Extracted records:
◇ ◇ ◇

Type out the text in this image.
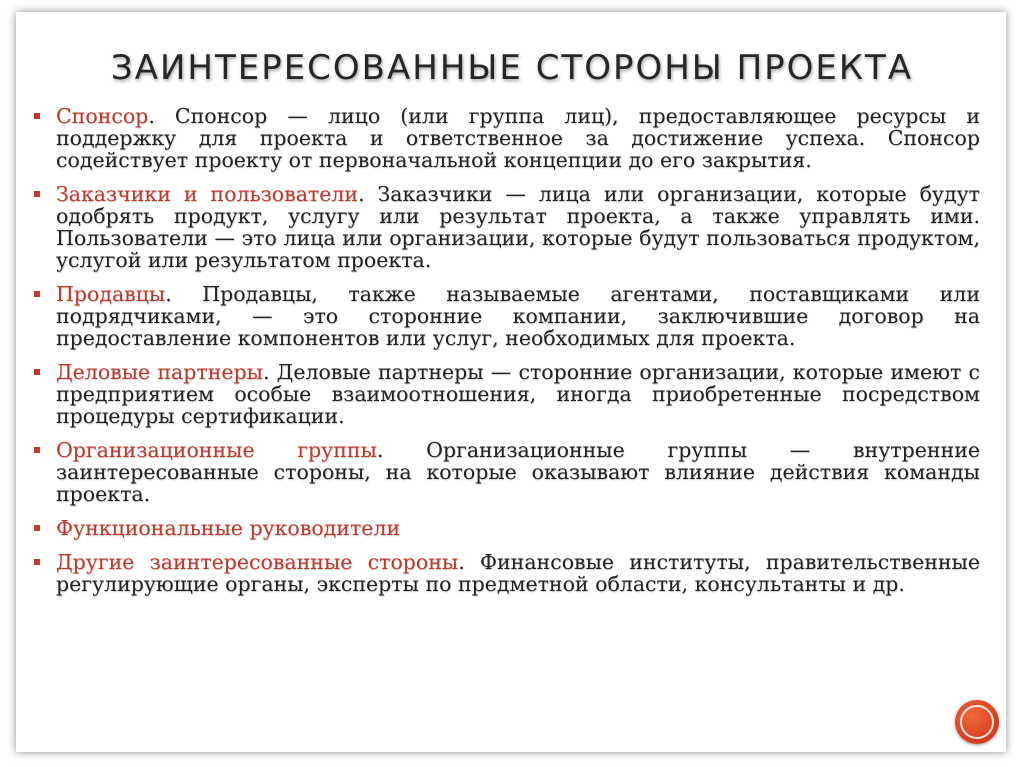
ЗАИНТЕРЕСОВАННЫЕ СТОРОНЫ ПРОЕКТА
Спонсор. Спонсор — лицо (или группа лиц), предоставляющее ресурсы и поддержку для проекта и ответственное за достижение успеха. Спонсор содействует проекту от первоначальной концепции до его закрытия.
Заказчики и пользователи. Заказчики — лица или организации, которые будут одобрять продукт, услугу или результат проекта, а также управлять ими. Пользователи — это лица или организации, которые будут пользоваться продуктом, услугой или результатом проекта.
Продавцы. Продавцы, также называемые агентами, поставщиками или подрядчиками, — это сторонние компании, заключившие договор на предоставление компонентов или услуг, необходимых для проекта.
Деловые партнеры. Деловые партнеры — сторонние организации, которые имеют с предприятием особые взаимоотношения, иногда приобретенные посредством процедуры сертификации.
Организационные группы. Организационные группы — внутренние заинтересованные стороны, на которые оказывают влияние действия команды проекта.
Функциональные руководители
Другие заинтересованные стороны. Финансовые институты, правительственные регулирующие органы, эксперты по предметной области, консультанты и др.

◇ ◇ ◇

_Stated task:_
Copy each line of the entries that includes the word "организации".

_Written solution:_
Заказчики и пользователи. Заказчики — лица или организации, которые будут одобрять продукт, услугу или результат проекта, а также управлять ими. Пользователи — это лица или организации, которые будут пользоваться продуктом, услугой или результатом проекта.
Деловые партнеры. Деловые партнеры — сторонние организации, которые имеют с предприятием особые взаимоотношения, иногда приобретенные посредством процедуры сертификации.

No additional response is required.